== Records supplied ==
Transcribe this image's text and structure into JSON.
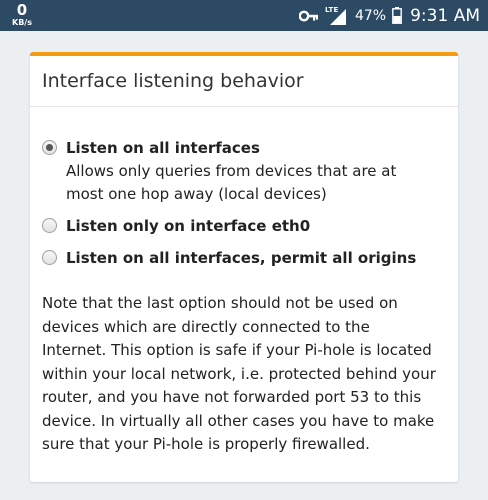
{
  "status_bar": {
    "net_speed_value": "0",
    "net_speed_unit": "KB/s",
    "network_type": "LTE",
    "battery_percent": "47%",
    "time": "9:31 AM",
    "background_color": "#2c4a63"
  },
  "card": {
    "accent_color": "#f39c12",
    "title": "Interface listening behavior",
    "options": [
      {
        "label": "Listen on all interfaces",
        "description": "Allows only queries from devices that are at most one hop away (local devices)",
        "checked": true
      },
      {
        "label": "Listen only on interface eth0",
        "description": "",
        "checked": false
      },
      {
        "label": "Listen on all interfaces, permit all origins",
        "description": "",
        "checked": false
      }
    ],
    "note": "Note that the last option should not be used on devices which are directly connected to the Internet. This option is safe if your Pi-hole is located within your local network, i.e. protected behind your router, and you have not forwarded port 53 to this device. In virtually all other cases you have to make sure that your Pi-hole is properly firewalled."
  }
}
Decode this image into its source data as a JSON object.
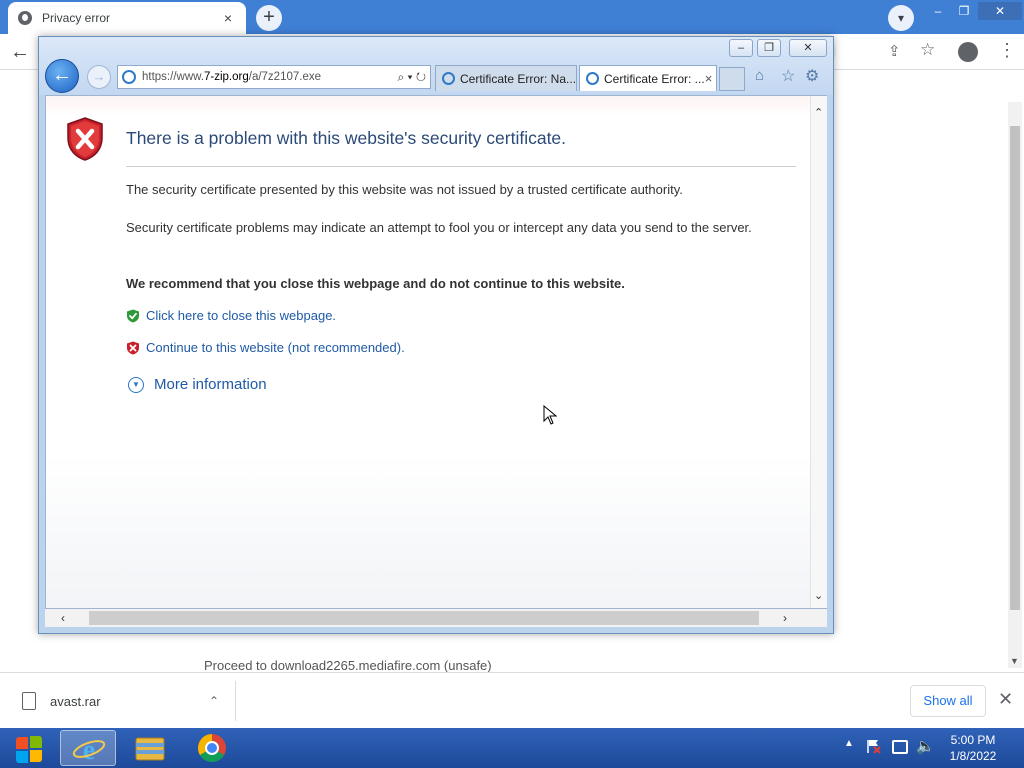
{
  "chrome": {
    "tab_title": "Privacy error",
    "tab_close": "×",
    "new_tab": "+",
    "proceed_text": "Proceed to download2265.mediafire.com (unsafe)"
  },
  "ie": {
    "url_prefix": "https://www.",
    "url_domain": "7-zip.org",
    "url_rest": "/a/7z2107.exe",
    "address_tools": "⌕ ▾ ↻",
    "tabs": [
      {
        "label": "Certificate Error: Na..."
      },
      {
        "label": "Certificate Error: ..."
      }
    ],
    "tab_close": "×",
    "content": {
      "heading": "There is a problem with this website's security certificate.",
      "p1": "The security certificate presented by this website was not issued by a trusted certificate authority.",
      "p2": "Security certificate problems may indicate an attempt to fool you or intercept any data you send to the server.",
      "recommend": "We recommend that you close this webpage and do not continue to this website.",
      "close_link": "Click here to close this webpage.",
      "continue_link": "Continue to this website (not recommended).",
      "more_info": "More information"
    }
  },
  "download_bar": {
    "file_name": "avast.rar",
    "show_all": "Show all"
  },
  "taskbar": {
    "time": "5:00 PM",
    "date": "1/8/2022"
  },
  "colors": {
    "chrome_blue": "#3f7fd4",
    "link_blue": "#1f5aa6",
    "heading_blue": "#2b4a78",
    "error_red": "#c8202b",
    "safe_green": "#2f9a3a"
  }
}
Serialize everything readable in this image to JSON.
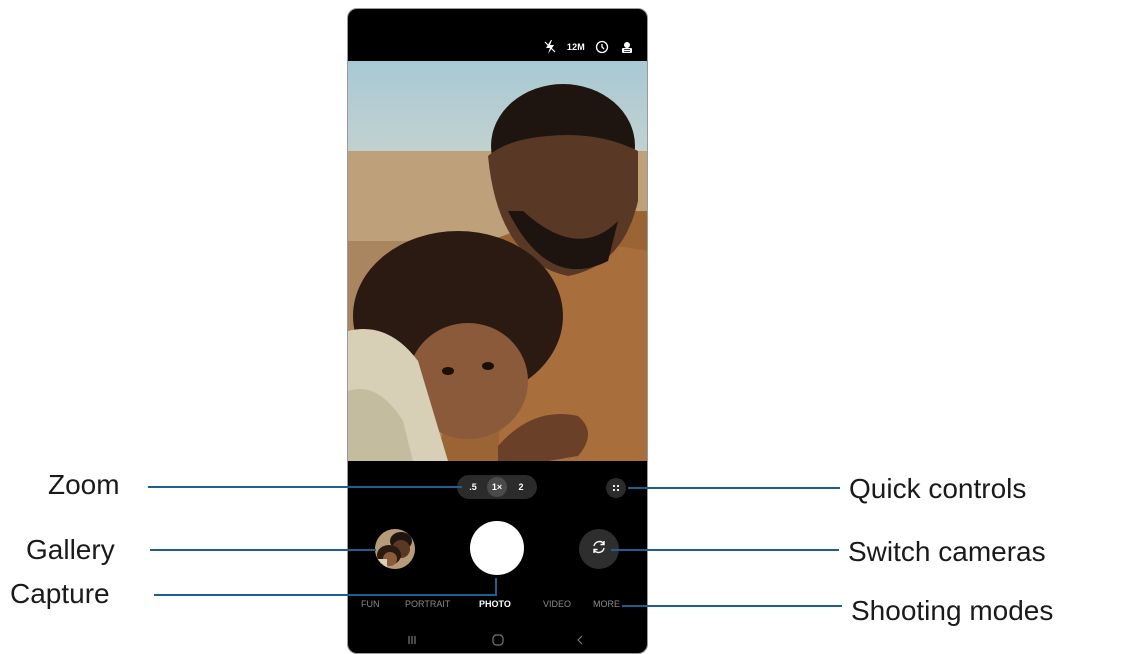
{
  "status_bar": {
    "flash_icon": "flash-off-icon",
    "resolution": "12M",
    "timer_icon": "timer-icon",
    "settings_icon": "settings-icon"
  },
  "zoom": {
    "options": [
      ".5",
      "1×",
      "2"
    ],
    "active_index": 1
  },
  "quick_controls_icon": "dots-icon",
  "shooting_modes": [
    "FUN",
    "PORTRAIT",
    "PHOTO",
    "VIDEO",
    "MORE"
  ],
  "active_mode": "PHOTO",
  "nav_icons": [
    "recents-icon",
    "home-icon",
    "back-icon"
  ],
  "callouts": {
    "zoom": "Zoom",
    "gallery": "Gallery",
    "capture": "Capture",
    "quick_controls": "Quick controls",
    "switch_cameras": "Switch cameras",
    "shooting_modes": "Shooting modes"
  },
  "colors": {
    "callout_line": "#1f5f8f",
    "phone_bg": "#000000"
  }
}
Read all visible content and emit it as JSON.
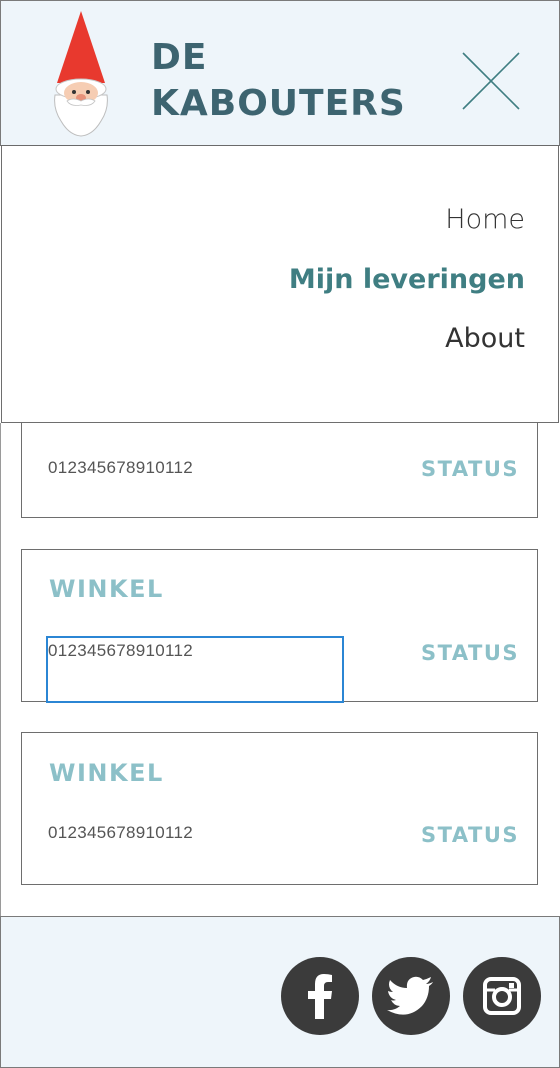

== Problem to solve ==
Copy the records above exactly, omitting every picture.

== Written response ==
Transcribe this image's text and structure into JSON.
{
  "status_bar": {
    "net_speed_value": "0",
    "net_speed_unit": "KB/s",
    "network_type": "LTE",
    "battery_percent": "47%",
    "time": "9:31 AM",
    "background_color": "#2c4a63"
  },
  "card": {
    "accent_color": "#f39c12",
    "title": "Interface listening behavior",
    "options": [
      {
        "label": "Listen on all interfaces",
        "description": "Allows only queries from devices that are at most one hop away (local devices)",
        "checked": true
      },
      {
        "label": "Listen only on interface eth0",
        "description": "",
        "checked": false
      },
      {
        "label": "Listen on all interfaces, permit all origins",
        "description": "",
        "checked": false
      }
    ],
    "note": "Note that the last option should not be used on devices which are directly connected to the Internet. This option is safe if your Pi-hole is located within your local network, i.e. protected behind your router, and you have not forwarded port 53 to this device. In virtually all other cases you have to make sure that your Pi-hole is properly firewalled."
  }
}
Decode this image into its source data as a JSON object.
{
  "chrome": {
    "tab_title": "Privacy error",
    "tab_close": "×",
    "new_tab": "+",
    "proceed_text": "Proceed to download2265.mediafire.com (unsafe)"
  },
  "ie": {
    "url_prefix": "https://www.",
    "url_domain": "7-zip.org",
    "url_rest": "/a/7z2107.exe",
    "address_tools": "⌕ ▾ ↻",
    "tabs": [
      {
        "label": "Certificate Error: Na..."
      },
      {
        "label": "Certificate Error: ..."
      }
    ],
    "tab_close": "×",
    "content": {
      "heading": "There is a problem with this website's security certificate.",
      "p1": "The security certificate presented by this website was not issued by a trusted certificate authority.",
      "p2": "Security certificate problems may indicate an attempt to fool you or intercept any data you send to the server.",
      "recommend": "We recommend that you close this webpage and do not continue to this website.",
      "close_link": "Click here to close this webpage.",
      "continue_link": "Continue to this website (not recommended).",
      "more_info": "More information"
    }
  },
  "download_bar": {
    "file_name": "avast.rar",
    "show_all": "Show all"
  },
  "taskbar": {
    "time": "5:00 PM",
    "date": "1/8/2022"
  },
  "colors": {
    "chrome_blue": "#3f7fd4",
    "link_blue": "#1f5aa6",
    "heading_blue": "#2b4a78",
    "error_red": "#c8202b",
    "safe_green": "#2f9a3a"
  }
}
Serialize everything readable in this image to JSON.
{
  "status_bar": {
    "flash_icon": "flash-off-icon",
    "resolution": "12M",
    "timer_icon": "timer-icon",
    "settings_icon": "settings-icon"
  },
  "zoom": {
    "options": [
      ".5",
      "1×",
      "2"
    ],
    "active_index": 1
  },
  "quick_controls_icon": "dots-icon",
  "shooting_modes": [
    "FUN",
    "PORTRAIT",
    "PHOTO",
    "VIDEO",
    "MORE"
  ],
  "active_mode": "PHOTO",
  "nav_icons": [
    "recents-icon",
    "home-icon",
    "back-icon"
  ],
  "callouts": {
    "zoom": "Zoom",
    "gallery": "Gallery",
    "capture": "Capture",
    "quick_controls": "Quick controls",
    "switch_cameras": "Switch cameras",
    "shooting_modes": "Shooting modes"
  },
  "colors": {
    "callout_line": "#1f5f8f",
    "phone_bg": "#000000"
  }
}
Read all visible content and emit it as JSON.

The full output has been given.